▶ _Available data_:
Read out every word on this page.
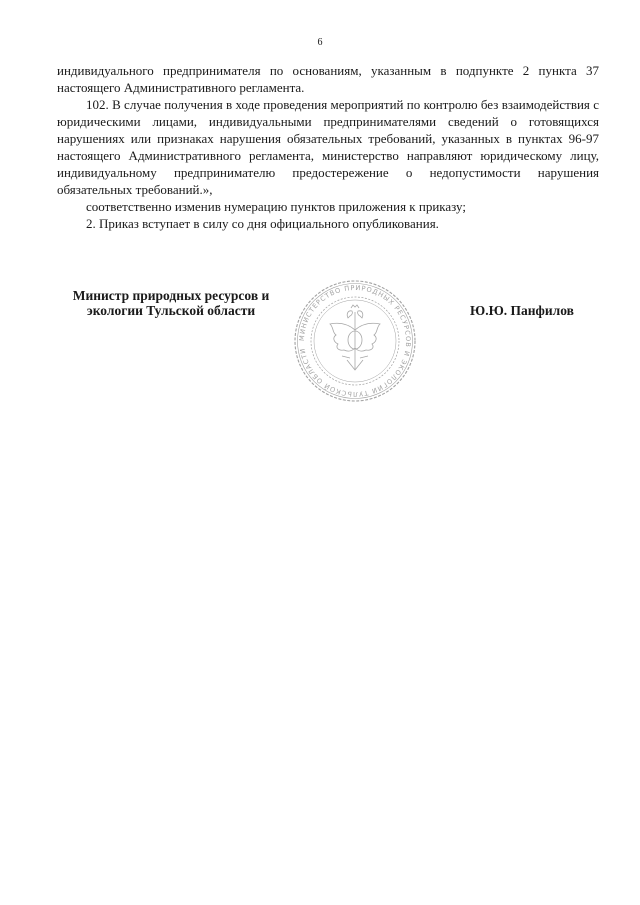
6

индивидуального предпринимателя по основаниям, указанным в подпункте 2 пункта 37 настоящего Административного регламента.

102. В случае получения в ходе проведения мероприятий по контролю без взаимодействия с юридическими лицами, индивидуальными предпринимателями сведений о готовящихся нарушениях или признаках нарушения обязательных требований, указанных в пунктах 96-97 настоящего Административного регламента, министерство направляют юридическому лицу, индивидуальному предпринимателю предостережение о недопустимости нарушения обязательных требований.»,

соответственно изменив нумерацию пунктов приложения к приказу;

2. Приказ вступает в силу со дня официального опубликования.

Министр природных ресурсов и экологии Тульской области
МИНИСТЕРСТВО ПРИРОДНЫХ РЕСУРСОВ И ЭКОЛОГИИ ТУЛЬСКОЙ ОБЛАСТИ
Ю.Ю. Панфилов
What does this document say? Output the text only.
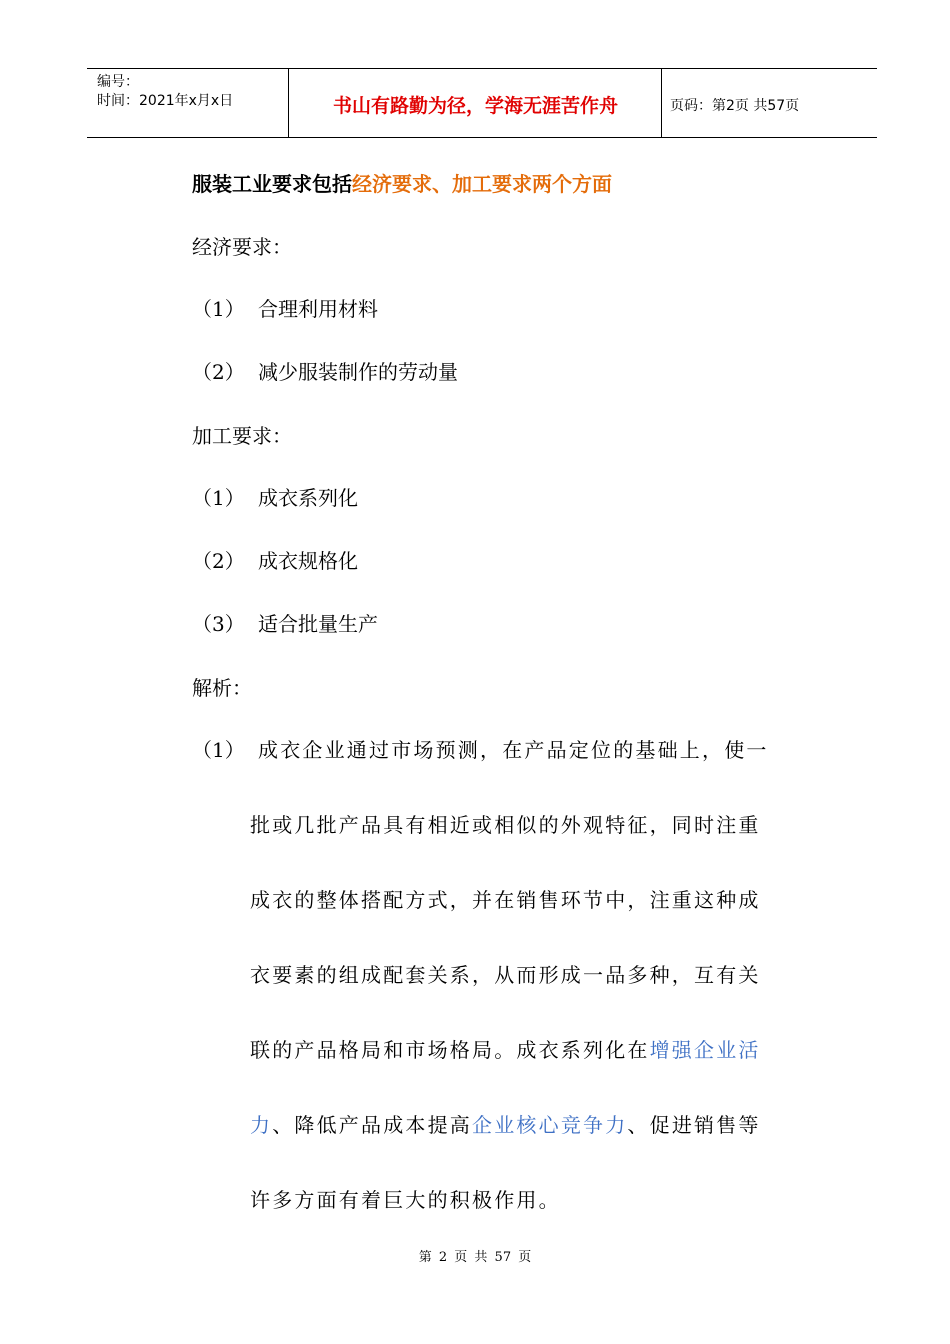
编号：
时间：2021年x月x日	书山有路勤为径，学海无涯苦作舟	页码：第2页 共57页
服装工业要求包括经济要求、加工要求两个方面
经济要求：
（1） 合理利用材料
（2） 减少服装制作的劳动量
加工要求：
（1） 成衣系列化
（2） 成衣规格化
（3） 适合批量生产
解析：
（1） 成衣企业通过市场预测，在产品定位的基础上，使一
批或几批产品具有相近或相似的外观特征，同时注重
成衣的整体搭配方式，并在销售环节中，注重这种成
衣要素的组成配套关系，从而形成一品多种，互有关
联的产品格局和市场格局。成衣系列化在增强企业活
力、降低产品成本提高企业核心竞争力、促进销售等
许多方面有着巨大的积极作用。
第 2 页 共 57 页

...

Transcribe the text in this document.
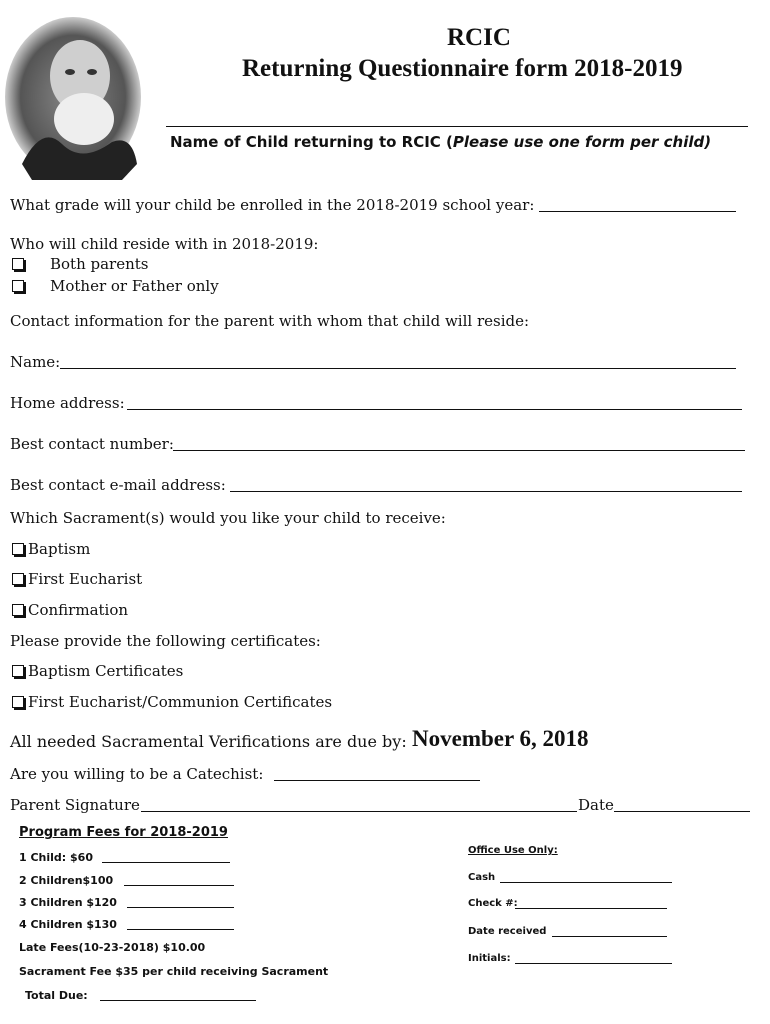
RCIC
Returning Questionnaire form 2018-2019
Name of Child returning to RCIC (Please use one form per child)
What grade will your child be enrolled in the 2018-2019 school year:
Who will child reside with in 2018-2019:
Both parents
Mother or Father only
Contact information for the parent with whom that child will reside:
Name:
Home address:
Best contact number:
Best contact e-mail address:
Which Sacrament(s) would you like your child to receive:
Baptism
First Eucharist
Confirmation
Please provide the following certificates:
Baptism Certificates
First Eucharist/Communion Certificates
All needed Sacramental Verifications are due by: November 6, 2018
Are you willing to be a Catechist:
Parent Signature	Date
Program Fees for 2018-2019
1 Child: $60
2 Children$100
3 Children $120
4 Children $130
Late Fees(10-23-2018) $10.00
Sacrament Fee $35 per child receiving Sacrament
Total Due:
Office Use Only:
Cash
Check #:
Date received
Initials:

▶ _Set exercise_: Extract every line containing the string "text" from the material.

▶ _Response to this exercise_:
What does this document say? Output the text only.
Transcribe the text in this document.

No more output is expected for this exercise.